BEGIN Information provided
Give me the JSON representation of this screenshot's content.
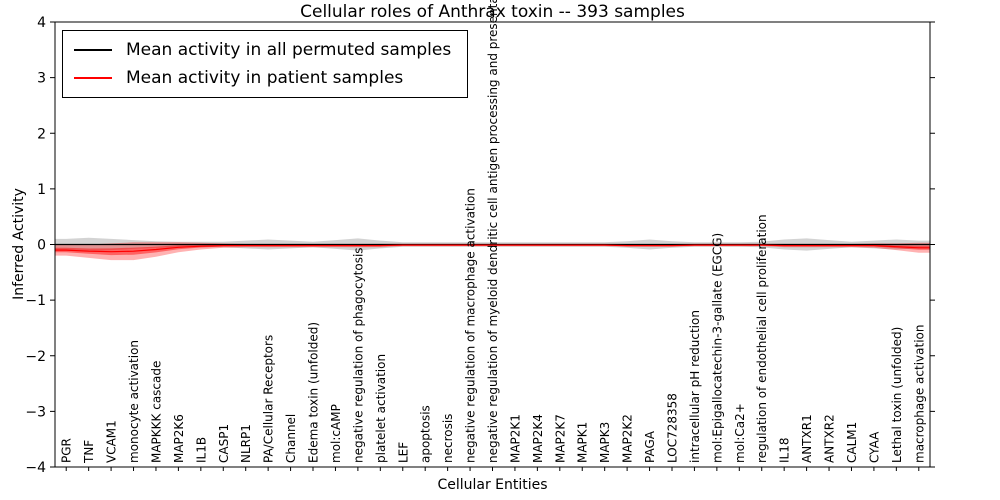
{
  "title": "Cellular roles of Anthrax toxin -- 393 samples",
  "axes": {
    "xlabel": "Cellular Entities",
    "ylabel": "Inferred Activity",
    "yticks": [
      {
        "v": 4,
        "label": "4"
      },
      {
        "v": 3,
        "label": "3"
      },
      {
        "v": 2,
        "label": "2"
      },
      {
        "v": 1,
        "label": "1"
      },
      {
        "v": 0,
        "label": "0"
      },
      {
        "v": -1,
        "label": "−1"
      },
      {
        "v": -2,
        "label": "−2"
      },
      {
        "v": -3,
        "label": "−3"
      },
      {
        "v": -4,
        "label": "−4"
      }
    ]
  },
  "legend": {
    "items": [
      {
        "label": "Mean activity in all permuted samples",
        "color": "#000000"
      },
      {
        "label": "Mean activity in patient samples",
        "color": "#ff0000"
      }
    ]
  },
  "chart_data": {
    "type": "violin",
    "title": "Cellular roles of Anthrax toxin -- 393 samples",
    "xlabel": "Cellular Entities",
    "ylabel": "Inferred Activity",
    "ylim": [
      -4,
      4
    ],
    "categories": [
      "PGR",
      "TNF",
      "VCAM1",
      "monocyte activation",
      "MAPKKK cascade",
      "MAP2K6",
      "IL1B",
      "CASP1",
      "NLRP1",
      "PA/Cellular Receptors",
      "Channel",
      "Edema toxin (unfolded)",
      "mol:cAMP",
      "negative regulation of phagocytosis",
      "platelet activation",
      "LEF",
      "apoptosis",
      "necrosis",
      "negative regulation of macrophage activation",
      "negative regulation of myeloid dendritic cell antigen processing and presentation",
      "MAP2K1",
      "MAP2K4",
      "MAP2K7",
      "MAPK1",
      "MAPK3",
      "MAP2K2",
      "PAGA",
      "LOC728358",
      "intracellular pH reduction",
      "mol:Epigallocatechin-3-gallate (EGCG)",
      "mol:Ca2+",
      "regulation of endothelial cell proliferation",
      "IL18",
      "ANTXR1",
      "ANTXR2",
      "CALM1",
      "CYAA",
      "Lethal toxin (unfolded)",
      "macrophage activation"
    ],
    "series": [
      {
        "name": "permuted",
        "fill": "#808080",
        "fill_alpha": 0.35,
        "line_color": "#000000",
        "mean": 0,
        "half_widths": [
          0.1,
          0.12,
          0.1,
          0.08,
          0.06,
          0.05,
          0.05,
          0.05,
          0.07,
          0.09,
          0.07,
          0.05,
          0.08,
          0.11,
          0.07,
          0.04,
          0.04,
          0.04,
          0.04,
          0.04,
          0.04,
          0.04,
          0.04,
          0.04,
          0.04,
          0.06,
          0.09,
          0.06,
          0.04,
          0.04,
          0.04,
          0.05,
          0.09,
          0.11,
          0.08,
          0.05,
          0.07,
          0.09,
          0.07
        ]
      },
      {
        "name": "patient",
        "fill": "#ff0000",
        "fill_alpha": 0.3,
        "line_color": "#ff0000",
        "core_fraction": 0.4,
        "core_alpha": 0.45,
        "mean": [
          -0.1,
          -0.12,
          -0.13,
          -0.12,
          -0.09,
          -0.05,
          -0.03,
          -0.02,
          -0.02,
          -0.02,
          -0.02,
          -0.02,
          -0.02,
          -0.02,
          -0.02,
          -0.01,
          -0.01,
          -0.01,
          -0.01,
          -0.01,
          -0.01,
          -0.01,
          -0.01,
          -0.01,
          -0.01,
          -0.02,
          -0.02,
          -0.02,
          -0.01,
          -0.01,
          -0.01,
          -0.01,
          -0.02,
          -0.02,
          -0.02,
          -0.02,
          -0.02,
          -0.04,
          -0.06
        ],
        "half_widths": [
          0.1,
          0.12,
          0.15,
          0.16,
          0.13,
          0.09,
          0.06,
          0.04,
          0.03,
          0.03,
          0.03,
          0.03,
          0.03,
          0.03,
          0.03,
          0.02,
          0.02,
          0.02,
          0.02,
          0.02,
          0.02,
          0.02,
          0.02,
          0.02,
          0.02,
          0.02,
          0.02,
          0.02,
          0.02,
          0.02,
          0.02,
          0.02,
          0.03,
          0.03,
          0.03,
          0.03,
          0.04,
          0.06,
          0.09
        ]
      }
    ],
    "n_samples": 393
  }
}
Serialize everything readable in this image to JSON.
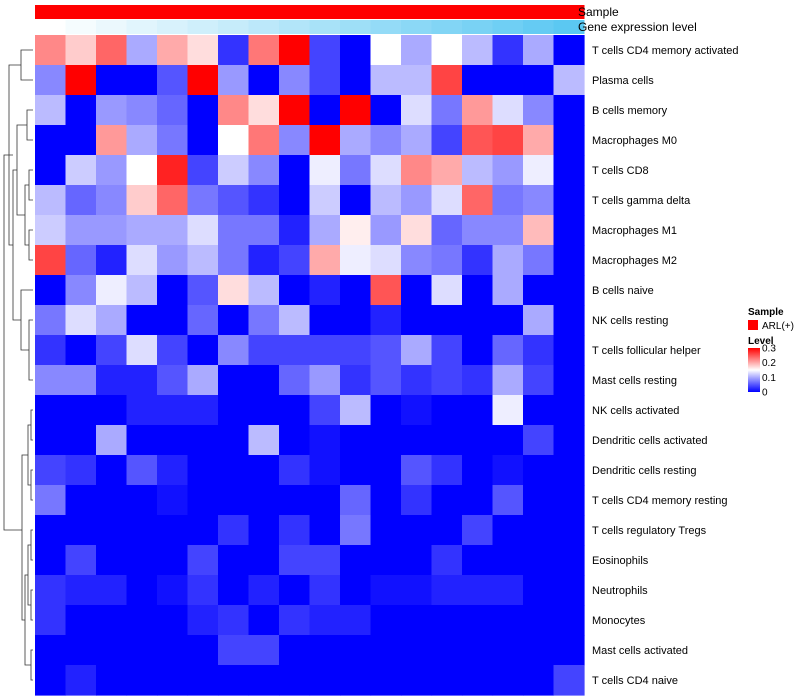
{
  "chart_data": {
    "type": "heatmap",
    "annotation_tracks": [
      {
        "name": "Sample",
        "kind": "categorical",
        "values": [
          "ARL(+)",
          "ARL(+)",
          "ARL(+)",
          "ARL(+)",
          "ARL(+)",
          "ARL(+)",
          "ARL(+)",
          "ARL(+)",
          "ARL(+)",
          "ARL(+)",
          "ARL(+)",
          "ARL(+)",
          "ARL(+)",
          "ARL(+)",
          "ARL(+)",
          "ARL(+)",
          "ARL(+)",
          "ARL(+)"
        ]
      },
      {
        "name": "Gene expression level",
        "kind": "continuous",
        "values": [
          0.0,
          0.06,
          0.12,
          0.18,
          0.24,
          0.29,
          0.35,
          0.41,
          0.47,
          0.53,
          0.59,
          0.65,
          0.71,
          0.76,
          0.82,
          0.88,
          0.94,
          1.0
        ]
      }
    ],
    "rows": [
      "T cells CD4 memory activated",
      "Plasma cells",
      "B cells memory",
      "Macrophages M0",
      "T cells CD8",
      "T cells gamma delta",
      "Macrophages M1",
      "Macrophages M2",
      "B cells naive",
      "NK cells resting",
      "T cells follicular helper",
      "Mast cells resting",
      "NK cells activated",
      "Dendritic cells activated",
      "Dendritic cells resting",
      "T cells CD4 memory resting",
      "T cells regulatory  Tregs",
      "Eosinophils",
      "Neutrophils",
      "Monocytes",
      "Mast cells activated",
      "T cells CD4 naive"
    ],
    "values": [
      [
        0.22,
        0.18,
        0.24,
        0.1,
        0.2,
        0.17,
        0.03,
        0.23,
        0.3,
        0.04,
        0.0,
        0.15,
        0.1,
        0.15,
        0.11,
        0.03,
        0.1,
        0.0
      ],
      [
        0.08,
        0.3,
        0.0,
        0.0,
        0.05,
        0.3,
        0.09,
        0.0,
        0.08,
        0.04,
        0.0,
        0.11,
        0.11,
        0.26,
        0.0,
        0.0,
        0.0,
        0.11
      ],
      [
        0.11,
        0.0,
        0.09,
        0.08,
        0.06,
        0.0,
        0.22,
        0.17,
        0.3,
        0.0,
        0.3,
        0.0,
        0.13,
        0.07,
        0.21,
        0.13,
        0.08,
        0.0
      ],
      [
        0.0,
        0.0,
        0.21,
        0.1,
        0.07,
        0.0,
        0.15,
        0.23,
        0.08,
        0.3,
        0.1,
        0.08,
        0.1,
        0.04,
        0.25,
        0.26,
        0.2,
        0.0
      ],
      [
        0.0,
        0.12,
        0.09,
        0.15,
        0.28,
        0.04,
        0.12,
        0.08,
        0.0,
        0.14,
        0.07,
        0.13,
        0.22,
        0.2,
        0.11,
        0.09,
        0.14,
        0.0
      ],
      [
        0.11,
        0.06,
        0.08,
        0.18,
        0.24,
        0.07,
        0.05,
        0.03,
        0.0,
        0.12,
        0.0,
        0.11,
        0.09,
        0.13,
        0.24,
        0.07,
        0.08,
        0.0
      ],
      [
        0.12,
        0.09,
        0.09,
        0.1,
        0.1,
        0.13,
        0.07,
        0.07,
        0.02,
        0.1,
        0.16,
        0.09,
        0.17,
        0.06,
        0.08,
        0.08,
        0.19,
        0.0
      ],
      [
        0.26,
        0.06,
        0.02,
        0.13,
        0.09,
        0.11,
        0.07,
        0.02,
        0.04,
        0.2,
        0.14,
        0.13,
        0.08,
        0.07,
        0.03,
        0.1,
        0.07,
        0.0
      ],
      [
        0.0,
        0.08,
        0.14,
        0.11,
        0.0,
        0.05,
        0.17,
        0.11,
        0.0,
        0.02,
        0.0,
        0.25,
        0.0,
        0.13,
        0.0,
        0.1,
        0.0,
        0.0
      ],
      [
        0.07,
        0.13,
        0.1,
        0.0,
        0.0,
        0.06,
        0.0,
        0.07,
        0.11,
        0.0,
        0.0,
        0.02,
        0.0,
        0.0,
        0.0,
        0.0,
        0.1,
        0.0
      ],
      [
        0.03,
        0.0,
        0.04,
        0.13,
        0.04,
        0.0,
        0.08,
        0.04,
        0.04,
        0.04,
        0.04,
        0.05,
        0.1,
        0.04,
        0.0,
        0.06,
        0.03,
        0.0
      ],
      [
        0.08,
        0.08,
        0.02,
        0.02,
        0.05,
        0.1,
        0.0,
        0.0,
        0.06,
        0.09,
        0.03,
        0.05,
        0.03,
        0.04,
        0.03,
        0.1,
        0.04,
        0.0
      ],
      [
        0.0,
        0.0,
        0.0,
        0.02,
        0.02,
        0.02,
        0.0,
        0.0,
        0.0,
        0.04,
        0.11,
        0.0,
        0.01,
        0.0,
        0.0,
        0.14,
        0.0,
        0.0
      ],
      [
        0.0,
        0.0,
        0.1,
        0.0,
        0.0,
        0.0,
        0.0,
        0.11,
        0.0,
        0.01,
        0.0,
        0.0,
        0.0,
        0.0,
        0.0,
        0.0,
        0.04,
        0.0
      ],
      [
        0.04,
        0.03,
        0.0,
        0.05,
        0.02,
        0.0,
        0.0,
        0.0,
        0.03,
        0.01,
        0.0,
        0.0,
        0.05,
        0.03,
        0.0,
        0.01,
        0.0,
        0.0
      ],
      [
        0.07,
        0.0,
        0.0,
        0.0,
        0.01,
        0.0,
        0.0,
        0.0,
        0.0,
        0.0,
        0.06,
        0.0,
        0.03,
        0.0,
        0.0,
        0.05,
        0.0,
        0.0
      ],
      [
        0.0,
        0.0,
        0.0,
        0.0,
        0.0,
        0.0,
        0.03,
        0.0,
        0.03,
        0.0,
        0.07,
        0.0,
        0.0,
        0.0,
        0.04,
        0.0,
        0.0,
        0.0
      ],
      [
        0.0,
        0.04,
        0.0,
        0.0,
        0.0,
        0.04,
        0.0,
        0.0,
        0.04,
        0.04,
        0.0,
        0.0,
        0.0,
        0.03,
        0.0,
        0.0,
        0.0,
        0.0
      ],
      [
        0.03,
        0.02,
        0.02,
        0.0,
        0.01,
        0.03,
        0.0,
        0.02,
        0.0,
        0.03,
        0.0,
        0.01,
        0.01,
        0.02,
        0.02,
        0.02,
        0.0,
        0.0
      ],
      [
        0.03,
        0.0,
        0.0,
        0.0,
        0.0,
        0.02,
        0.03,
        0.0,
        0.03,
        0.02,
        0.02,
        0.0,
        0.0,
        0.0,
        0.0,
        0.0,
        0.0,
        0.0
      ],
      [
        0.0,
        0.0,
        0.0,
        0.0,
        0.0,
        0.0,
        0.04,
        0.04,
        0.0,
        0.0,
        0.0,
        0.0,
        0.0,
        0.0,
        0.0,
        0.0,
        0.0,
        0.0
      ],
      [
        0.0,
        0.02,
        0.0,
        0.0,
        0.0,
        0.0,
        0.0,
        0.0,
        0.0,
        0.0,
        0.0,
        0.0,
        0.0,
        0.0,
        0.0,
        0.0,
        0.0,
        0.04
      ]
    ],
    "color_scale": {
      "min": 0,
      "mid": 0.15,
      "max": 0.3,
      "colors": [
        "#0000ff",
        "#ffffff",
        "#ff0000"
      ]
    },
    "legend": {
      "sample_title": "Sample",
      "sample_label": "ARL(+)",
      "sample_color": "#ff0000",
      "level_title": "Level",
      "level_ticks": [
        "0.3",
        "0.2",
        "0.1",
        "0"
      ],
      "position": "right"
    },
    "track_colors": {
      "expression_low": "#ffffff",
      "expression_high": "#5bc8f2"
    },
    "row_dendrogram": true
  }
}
END Information provided
Instructions for the task -> Each line in the material with "this" in it must be reported.

Response ->
Give me the JSON representation of this screenshot's content.
Serialize everything readable in this image to JSON.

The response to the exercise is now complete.